Given instruction — Give a verbatim repeat of the lines that run from the line containing "Output a JSON" to the end of the data below.

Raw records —
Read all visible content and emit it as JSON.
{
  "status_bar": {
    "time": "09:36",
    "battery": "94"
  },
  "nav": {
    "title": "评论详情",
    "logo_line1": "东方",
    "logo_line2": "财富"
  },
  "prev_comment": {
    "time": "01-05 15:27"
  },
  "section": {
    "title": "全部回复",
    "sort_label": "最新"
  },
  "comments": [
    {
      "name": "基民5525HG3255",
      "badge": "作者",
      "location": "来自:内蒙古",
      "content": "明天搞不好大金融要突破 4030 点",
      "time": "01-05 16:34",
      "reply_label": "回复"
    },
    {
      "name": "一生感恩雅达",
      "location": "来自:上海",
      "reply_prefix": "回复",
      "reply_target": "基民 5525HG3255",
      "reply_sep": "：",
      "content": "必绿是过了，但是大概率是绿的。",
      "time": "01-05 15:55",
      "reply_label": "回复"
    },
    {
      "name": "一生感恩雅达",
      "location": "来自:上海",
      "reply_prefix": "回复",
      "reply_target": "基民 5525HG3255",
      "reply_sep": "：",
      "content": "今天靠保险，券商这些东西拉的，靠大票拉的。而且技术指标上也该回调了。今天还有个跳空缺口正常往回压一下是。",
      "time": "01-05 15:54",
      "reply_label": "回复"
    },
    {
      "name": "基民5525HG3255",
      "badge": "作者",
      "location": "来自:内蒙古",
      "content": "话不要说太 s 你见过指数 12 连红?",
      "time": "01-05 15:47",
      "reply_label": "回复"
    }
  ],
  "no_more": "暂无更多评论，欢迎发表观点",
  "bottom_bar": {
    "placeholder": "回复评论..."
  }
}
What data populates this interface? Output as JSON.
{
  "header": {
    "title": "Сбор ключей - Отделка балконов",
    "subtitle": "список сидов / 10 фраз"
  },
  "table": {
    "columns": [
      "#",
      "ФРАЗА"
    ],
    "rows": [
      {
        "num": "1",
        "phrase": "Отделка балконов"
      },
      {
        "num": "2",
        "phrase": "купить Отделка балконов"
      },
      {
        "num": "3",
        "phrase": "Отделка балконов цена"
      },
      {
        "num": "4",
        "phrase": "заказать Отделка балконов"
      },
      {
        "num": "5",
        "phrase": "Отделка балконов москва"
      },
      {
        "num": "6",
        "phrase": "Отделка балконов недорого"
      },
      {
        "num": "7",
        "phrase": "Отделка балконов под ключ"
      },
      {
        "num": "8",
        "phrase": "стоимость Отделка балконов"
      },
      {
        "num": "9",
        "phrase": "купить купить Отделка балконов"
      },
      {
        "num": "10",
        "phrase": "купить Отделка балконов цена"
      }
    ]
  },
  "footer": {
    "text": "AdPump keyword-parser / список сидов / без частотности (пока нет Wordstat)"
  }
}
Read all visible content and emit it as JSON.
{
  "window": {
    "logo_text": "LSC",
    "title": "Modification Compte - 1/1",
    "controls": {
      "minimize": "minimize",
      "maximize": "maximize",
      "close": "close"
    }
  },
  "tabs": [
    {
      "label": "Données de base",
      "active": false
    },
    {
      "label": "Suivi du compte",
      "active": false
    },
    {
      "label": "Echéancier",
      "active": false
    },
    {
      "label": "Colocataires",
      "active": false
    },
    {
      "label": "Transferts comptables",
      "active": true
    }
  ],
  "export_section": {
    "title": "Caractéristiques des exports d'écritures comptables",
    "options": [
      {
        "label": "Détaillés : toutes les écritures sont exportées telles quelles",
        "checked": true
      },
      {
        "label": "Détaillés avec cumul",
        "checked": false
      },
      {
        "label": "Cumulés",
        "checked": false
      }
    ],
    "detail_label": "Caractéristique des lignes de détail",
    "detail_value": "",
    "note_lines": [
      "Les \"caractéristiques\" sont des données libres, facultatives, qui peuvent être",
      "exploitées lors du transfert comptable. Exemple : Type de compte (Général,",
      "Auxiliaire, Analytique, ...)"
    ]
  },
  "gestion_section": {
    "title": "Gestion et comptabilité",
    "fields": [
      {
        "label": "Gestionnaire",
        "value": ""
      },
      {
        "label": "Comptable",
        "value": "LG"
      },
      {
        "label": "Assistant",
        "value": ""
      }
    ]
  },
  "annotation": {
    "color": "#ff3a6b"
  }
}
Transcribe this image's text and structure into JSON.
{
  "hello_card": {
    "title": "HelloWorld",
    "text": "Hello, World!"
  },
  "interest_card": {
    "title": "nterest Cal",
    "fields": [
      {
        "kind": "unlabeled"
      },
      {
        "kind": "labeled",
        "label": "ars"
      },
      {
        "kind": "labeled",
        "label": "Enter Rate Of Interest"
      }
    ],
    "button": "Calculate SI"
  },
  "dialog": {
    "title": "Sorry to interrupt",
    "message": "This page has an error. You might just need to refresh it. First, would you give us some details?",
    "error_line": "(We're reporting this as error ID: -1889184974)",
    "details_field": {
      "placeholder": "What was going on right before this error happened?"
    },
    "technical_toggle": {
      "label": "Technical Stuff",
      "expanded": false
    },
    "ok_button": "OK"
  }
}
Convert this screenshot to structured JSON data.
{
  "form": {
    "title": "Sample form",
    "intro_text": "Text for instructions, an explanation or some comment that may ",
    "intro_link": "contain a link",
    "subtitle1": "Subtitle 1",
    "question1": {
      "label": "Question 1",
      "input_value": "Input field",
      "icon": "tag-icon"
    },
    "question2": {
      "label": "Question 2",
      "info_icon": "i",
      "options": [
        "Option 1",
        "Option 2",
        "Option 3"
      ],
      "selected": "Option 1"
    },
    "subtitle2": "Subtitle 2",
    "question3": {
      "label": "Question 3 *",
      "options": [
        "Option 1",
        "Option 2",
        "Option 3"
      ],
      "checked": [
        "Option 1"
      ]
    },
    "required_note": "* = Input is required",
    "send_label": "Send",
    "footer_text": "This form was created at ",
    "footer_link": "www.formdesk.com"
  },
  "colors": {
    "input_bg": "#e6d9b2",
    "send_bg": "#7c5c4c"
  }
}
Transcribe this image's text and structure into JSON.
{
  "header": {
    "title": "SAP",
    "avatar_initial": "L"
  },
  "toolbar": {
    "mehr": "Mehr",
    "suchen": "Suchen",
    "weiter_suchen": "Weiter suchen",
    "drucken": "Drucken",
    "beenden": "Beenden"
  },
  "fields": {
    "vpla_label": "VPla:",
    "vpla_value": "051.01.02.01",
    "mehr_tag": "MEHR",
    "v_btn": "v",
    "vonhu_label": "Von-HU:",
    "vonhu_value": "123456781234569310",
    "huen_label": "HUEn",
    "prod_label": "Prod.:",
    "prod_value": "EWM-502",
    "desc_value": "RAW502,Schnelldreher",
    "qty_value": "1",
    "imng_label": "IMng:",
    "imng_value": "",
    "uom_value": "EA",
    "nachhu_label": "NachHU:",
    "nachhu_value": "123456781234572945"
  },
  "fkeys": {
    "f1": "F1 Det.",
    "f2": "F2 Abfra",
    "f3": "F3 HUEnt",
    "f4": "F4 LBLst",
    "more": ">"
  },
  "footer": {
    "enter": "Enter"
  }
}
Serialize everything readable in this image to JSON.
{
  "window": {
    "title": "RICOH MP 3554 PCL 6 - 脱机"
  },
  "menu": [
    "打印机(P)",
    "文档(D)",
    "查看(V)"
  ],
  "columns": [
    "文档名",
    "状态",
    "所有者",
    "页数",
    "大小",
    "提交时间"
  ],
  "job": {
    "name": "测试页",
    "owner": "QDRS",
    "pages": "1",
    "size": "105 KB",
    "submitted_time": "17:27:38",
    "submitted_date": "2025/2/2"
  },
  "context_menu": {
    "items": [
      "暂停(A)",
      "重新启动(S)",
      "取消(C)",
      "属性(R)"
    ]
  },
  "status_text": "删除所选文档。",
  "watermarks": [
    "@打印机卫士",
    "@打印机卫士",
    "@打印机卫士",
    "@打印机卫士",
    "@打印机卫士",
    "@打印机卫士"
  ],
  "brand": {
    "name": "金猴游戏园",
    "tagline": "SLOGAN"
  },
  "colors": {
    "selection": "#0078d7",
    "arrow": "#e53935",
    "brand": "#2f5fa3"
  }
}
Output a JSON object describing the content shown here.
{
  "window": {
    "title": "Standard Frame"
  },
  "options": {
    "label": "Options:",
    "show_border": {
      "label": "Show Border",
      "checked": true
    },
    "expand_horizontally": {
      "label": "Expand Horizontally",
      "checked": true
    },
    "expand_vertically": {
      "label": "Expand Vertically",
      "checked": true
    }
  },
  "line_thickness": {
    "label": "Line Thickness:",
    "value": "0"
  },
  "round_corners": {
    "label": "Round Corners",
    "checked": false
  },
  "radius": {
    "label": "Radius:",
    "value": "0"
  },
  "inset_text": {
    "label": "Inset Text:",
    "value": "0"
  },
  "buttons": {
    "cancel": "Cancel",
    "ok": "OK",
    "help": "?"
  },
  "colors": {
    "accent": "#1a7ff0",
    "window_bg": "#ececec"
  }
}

Answer below —
Output a JSON object describing the content shown here.
{
  "window": {
    "title": "Standard Frame"
  },
  "options": {
    "label": "Options:",
    "show_border": {
      "label": "Show Border",
      "checked": true
    },
    "expand_horizontally": {
      "label": "Expand Horizontally",
      "checked": true
    },
    "expand_vertically": {
      "label": "Expand Vertically",
      "checked": true
    }
  },
  "line_thickness": {
    "label": "Line Thickness:",
    "value": "0"
  },
  "round_corners": {
    "label": "Round Corners",
    "checked": false
  },
  "radius": {
    "label": "Radius:",
    "value": "0"
  },
  "inset_text": {
    "label": "Inset Text:",
    "value": "0"
  },
  "buttons": {
    "cancel": "Cancel",
    "ok": "OK",
    "help": "?"
  },
  "colors": {
    "accent": "#1a7ff0",
    "window_bg": "#ececec"
  }
}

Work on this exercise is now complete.